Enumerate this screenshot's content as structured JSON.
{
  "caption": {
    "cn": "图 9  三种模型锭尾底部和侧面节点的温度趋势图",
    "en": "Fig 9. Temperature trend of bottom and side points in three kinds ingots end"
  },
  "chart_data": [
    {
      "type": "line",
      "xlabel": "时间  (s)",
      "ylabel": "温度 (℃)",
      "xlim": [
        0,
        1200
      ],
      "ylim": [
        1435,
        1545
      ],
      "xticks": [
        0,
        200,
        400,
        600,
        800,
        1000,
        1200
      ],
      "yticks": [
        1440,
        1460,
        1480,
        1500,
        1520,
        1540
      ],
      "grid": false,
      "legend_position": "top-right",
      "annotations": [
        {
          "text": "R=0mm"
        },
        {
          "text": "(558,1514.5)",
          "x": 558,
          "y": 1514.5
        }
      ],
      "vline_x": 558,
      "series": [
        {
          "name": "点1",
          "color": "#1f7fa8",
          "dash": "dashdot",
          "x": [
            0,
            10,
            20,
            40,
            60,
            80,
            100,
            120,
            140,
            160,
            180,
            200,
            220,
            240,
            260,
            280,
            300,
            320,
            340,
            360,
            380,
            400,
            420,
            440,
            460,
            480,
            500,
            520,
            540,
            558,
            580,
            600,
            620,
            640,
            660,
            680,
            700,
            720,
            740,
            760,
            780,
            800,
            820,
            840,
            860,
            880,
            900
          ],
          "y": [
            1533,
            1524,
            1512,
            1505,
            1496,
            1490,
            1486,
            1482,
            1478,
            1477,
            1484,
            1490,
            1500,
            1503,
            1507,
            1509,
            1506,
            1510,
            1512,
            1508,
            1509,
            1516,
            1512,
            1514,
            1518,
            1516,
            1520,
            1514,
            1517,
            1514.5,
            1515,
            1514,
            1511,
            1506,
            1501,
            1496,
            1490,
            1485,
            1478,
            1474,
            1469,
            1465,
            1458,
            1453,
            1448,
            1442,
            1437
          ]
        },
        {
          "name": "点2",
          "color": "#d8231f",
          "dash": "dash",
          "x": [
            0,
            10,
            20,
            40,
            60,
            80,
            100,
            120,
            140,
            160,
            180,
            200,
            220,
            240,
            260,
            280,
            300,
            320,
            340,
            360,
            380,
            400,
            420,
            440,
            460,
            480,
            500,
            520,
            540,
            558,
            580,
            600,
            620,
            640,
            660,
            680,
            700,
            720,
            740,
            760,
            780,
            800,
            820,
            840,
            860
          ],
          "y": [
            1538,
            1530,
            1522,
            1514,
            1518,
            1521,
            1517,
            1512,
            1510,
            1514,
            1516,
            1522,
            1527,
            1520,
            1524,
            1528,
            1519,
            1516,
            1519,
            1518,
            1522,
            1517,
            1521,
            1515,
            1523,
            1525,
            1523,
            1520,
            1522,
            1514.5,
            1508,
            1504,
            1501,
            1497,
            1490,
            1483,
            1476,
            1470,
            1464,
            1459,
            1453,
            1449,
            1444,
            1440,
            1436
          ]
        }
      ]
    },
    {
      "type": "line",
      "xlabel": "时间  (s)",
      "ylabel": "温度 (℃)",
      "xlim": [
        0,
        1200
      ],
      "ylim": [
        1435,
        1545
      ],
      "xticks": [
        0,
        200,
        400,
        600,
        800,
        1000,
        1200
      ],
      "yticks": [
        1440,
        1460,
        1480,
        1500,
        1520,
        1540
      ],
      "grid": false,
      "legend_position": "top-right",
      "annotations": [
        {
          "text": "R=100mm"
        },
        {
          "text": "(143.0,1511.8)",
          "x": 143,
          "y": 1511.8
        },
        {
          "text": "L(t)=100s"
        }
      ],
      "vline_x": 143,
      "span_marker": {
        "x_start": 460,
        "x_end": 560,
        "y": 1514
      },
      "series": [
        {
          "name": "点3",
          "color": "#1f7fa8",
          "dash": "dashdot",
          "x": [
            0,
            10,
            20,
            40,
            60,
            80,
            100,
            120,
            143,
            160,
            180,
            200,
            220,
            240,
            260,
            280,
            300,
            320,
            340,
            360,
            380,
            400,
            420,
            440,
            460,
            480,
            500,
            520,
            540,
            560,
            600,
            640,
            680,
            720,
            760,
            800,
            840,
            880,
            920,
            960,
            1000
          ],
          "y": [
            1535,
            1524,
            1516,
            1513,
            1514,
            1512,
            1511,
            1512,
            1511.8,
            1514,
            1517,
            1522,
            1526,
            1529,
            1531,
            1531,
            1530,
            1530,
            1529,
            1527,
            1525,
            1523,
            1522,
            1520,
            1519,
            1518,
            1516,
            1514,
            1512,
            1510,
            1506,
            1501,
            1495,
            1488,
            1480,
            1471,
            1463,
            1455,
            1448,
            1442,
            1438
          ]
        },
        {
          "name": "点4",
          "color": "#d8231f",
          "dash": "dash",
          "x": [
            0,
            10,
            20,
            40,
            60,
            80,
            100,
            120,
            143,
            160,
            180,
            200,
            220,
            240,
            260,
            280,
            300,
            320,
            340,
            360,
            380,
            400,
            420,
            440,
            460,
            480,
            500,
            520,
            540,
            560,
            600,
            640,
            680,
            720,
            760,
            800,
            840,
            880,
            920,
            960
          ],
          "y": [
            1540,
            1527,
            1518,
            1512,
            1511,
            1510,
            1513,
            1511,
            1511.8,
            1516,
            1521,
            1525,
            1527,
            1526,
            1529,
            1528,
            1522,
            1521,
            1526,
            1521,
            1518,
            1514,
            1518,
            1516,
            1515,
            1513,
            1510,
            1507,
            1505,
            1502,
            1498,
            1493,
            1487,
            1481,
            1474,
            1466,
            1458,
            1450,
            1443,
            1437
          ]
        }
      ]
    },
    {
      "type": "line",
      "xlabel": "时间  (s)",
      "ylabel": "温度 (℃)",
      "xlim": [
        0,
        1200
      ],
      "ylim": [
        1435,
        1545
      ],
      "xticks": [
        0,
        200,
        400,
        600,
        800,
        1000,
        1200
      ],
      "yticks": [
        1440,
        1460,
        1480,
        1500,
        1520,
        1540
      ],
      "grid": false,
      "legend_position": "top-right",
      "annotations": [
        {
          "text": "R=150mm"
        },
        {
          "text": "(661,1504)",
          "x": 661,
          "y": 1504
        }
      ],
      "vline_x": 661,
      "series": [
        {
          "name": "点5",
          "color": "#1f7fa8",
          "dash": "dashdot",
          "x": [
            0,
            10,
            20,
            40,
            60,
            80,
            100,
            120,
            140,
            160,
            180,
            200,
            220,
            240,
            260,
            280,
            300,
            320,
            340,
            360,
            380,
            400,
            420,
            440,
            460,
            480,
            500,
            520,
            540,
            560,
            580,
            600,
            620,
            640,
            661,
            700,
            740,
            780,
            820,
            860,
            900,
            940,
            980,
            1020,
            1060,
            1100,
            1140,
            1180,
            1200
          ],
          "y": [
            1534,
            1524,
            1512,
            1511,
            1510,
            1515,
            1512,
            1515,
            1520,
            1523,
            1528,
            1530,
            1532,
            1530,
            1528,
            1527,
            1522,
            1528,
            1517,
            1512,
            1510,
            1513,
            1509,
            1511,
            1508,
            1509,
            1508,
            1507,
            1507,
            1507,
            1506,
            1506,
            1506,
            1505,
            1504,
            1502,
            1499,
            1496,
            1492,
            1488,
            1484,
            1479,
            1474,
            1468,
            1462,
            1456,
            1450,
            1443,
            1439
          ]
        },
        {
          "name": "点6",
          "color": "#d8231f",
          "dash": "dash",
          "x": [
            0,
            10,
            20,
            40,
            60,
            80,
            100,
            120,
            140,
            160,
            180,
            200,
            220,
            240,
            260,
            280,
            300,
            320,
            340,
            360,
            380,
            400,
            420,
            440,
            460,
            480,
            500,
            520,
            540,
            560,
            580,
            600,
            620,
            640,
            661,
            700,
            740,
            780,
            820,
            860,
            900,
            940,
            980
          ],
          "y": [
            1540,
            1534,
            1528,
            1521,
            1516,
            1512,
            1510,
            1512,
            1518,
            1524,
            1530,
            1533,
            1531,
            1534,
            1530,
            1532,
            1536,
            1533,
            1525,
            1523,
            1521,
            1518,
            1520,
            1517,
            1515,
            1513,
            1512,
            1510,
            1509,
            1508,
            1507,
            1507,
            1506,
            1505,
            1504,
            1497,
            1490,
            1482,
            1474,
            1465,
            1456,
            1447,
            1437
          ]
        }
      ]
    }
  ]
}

────────────────────

— What you have to do —
Check each line of the records for the word "text", and show the lines that contain it.

— Output below —
          "text": "R=0mm"
          "text": "(558,1514.5)",
          "text": "R=100mm"
          "text": "(143.0,1511.8)",
          "text": "L(t)=100s"
          "text": "R=150mm"
          "text": "(661,1504)",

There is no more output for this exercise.